Challenge
Count how many lines below include the string "name", and give that number without anything else.

Input
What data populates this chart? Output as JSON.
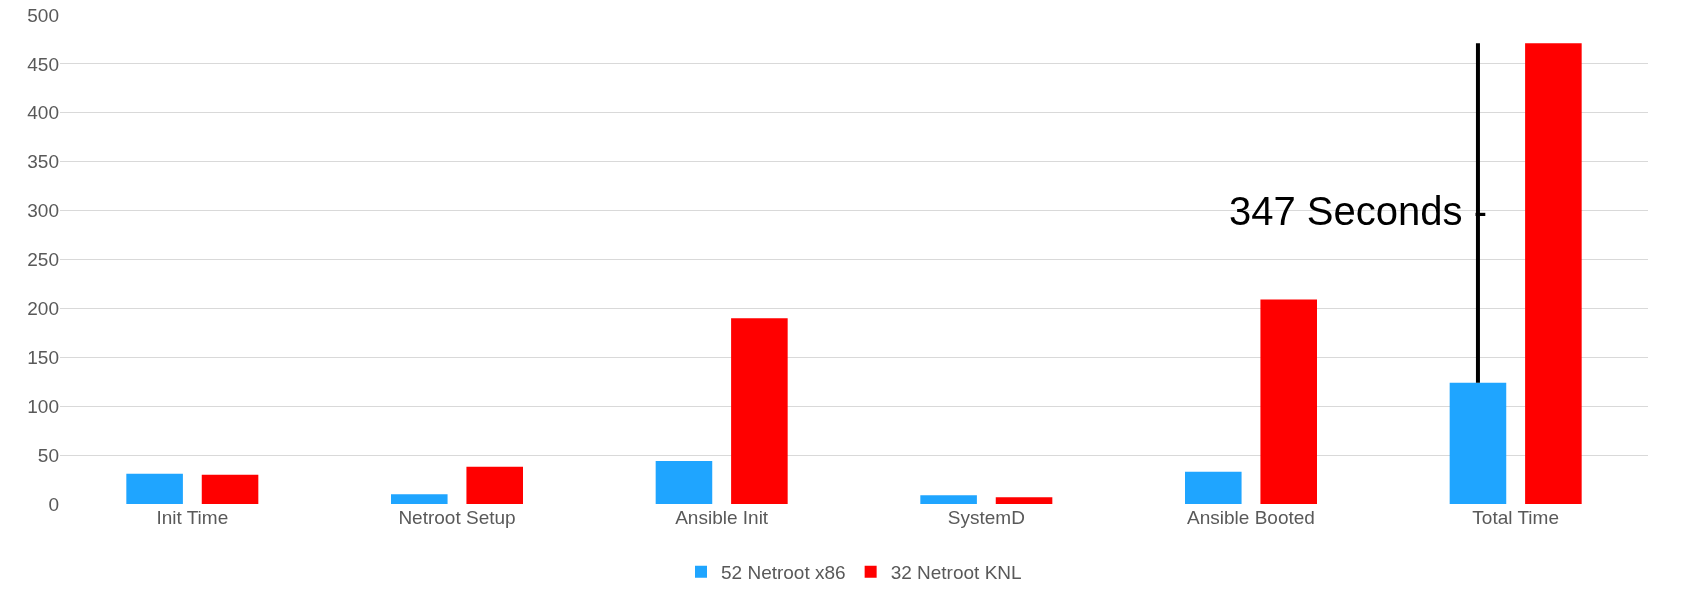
{
  "chart_data": {
    "type": "bar",
    "categories": [
      "Init Time",
      "Netroot Setup",
      "Ansible Init",
      "SystemD",
      "Ansible Booted",
      "Total Time"
    ],
    "series": [
      {
        "name": "52 Netroot x86",
        "color": "#1fa5ff",
        "values": [
          31,
          10,
          44,
          9,
          33,
          124
        ],
        "errors": [
          null,
          null,
          null,
          null,
          null,
          [
            124,
            471
          ]
        ]
      },
      {
        "name": "32 Netroot KNL",
        "color": "#ff0000",
        "values": [
          30,
          38,
          190,
          7,
          209,
          471
        ]
      }
    ],
    "ylim": [
      0,
      500
    ],
    "yticks": [
      0,
      50,
      100,
      150,
      200,
      250,
      300,
      350,
      400,
      450,
      500
    ],
    "grid": "y",
    "legend": "bottom",
    "annotations": [
      "347 Seconds -"
    ]
  }
}
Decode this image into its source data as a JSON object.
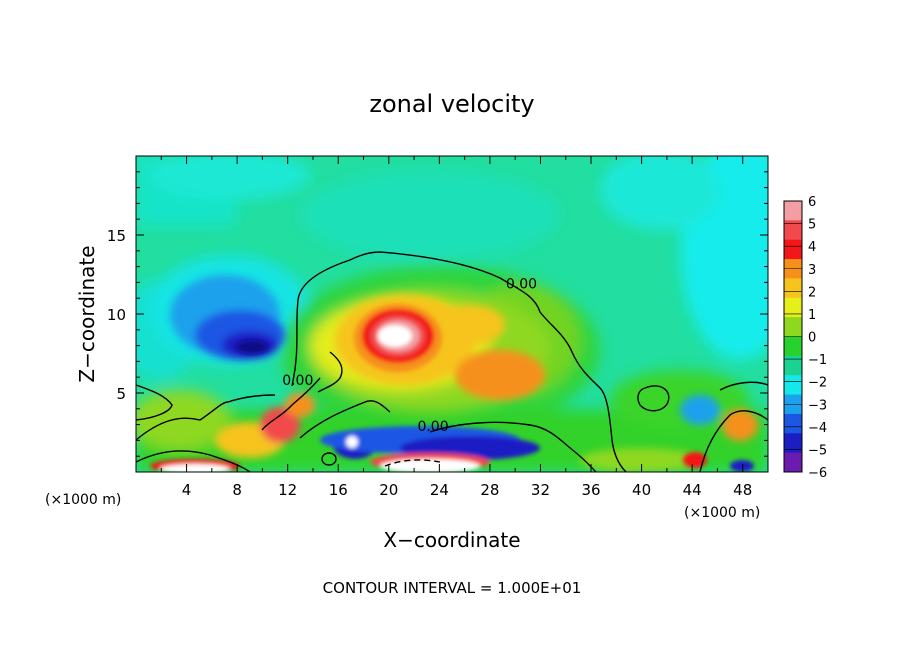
{
  "chart_data": {
    "type": "heatmap",
    "title": "zonal velocity",
    "xlabel": "X−coordinate",
    "ylabel": "Z−coordinate",
    "x_unit_left": "(×1000 m)",
    "x_unit_right": "(×1000 m)",
    "footer": "CONTOUR INTERVAL = 1.000E+01",
    "xlim": [
      0,
      50
    ],
    "ylim": [
      0,
      20
    ],
    "x_ticks": [
      4,
      8,
      12,
      16,
      20,
      24,
      28,
      32,
      36,
      40,
      44,
      48
    ],
    "y_ticks": [
      5,
      10,
      15
    ],
    "colorbar": {
      "levels": [
        6,
        5,
        4,
        3,
        2,
        1,
        0,
        -1,
        -2,
        -3,
        -4,
        -5,
        -6
      ],
      "colors": [
        "#f39ea2",
        "#f24a4c",
        "#f31818",
        "#f6901c",
        "#f6c41c",
        "#e6ee1c",
        "#8fd820",
        "#27d22c",
        "#1ad392",
        "#15e8e8",
        "#1ea1ec",
        "#1c56e4",
        "#1d1dc4",
        "#6b1cae"
      ]
    },
    "contours": [
      {
        "label": "0.00",
        "label_x": 30.5,
        "label_y": 11.6
      },
      {
        "label": "0.00",
        "label_x": 12.8,
        "label_y": 5.5
      },
      {
        "label": "0.00",
        "label_x": 23.5,
        "label_y": 2.6
      }
    ],
    "features": {
      "max_core": {
        "x": 20.5,
        "y": 8.7,
        "value": 6
      },
      "min_core": {
        "x": 8.5,
        "y": 8.2,
        "value": -6
      }
    }
  }
}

Written answer
2